» Supplied material:
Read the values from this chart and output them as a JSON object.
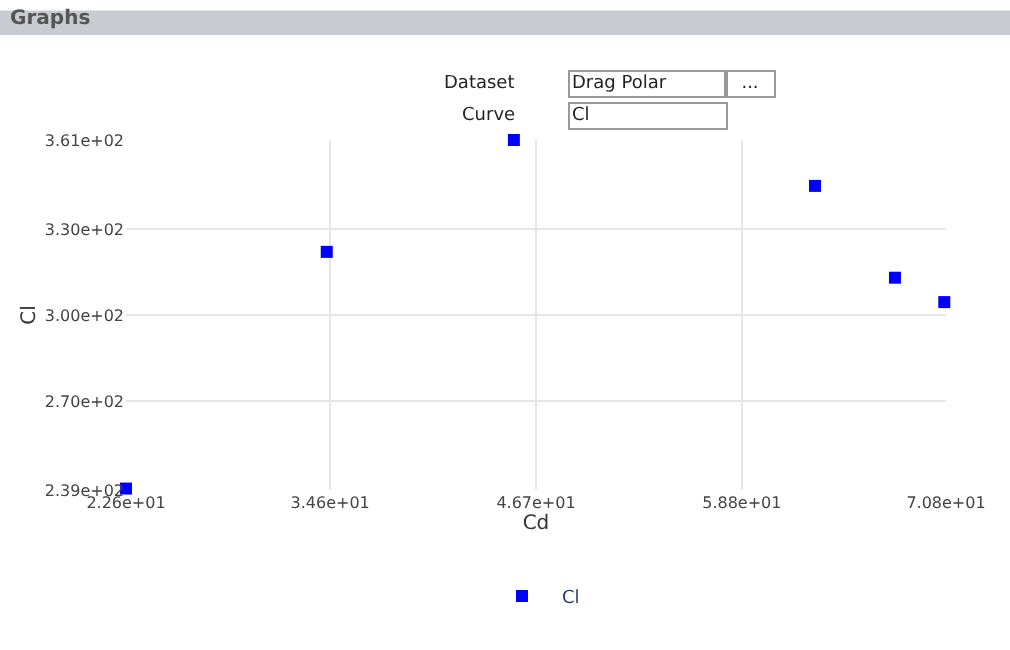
{
  "chart_data": {
    "type": "scatter",
    "title": "Graphs",
    "annotations": [
      "Dataset",
      "Drag Polar",
      "...",
      "Curve",
      "Cl"
    ],
    "xlabel": "Cd",
    "ylabel": "Cl",
    "x": [
      22.6,
      34.4,
      45.4,
      63.1,
      67.8,
      70.7
    ],
    "series": [
      {
        "name": "Cl",
        "color": "#0000ff",
        "values": [
          239.5,
          322,
          361,
          345,
          313,
          304.5
        ]
      }
    ],
    "xlim": [
      22.6,
      70.8
    ],
    "ylim": [
      239,
      361
    ],
    "xticks": [
      {
        "value": 22.6,
        "label": "2.26e+01"
      },
      {
        "value": 34.6,
        "label": "3.46e+01"
      },
      {
        "value": 46.7,
        "label": "4.67e+01"
      },
      {
        "value": 58.8,
        "label": "5.88e+01"
      },
      {
        "value": 70.8,
        "label": "7.08e+01"
      }
    ],
    "yticks": [
      {
        "value": 239,
        "label": "2.39e+02"
      },
      {
        "value": 270,
        "label": "2.70e+02"
      },
      {
        "value": 300,
        "label": "3.00e+02"
      },
      {
        "value": 330,
        "label": "3.30e+02"
      },
      {
        "value": 361,
        "label": "3.61e+02"
      }
    ],
    "grid": true,
    "legend": "bottom",
    "marker": "square"
  }
}
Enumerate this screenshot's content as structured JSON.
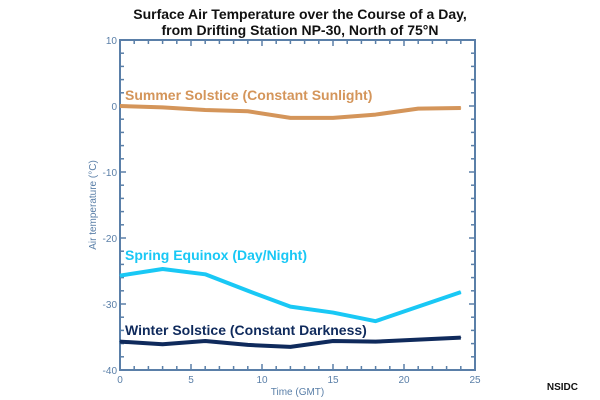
{
  "chart_data": {
    "type": "line",
    "title_line1": "Surface Air Temperature over the Course of a Day,",
    "title_line2": "from Drifting Station NP-30, North of 75°N",
    "xlabel": "Time (GMT)",
    "ylabel": "Air temperature (°C)",
    "xlim": [
      0,
      25
    ],
    "ylim": [
      -40,
      10
    ],
    "xticks": [
      "0",
      "5",
      "10",
      "15",
      "20",
      "25"
    ],
    "yticks": [
      "10",
      "0",
      "-10",
      "-20",
      "-30",
      "-40"
    ],
    "x": [
      0,
      3,
      6,
      9,
      12,
      15,
      18,
      21,
      24
    ],
    "series": [
      {
        "name": "Summer Solstice (Constant Sunlight)",
        "color": "#d4955a",
        "values": [
          0,
          -0.2,
          -0.6,
          -0.8,
          -1.8,
          -1.8,
          -1.3,
          -0.4,
          -0.3
        ]
      },
      {
        "name": "Spring Equinox (Day/Night)",
        "color": "#19c8f5",
        "values": [
          -25.7,
          -24.7,
          -25.5,
          -28.0,
          -30.4,
          -31.3,
          -32.6,
          -30.4,
          -28.2
        ]
      },
      {
        "name": "Winter Solstice (Constant Darkness)",
        "color": "#0f2a5c",
        "values": [
          -35.7,
          -36.1,
          -35.6,
          -36.2,
          -36.5,
          -35.6,
          -35.7,
          -35.4,
          -35.1
        ]
      }
    ],
    "axis_color": "#5a7fa8",
    "grid": false
  },
  "credit": "NSIDC"
}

» Exercise requirements:
Show the lines from the data above that contain the string "this".

» The completed task:
Read the values from this chart and output them as a JSON object.
Enumerate this screenshot's content as structured JSON.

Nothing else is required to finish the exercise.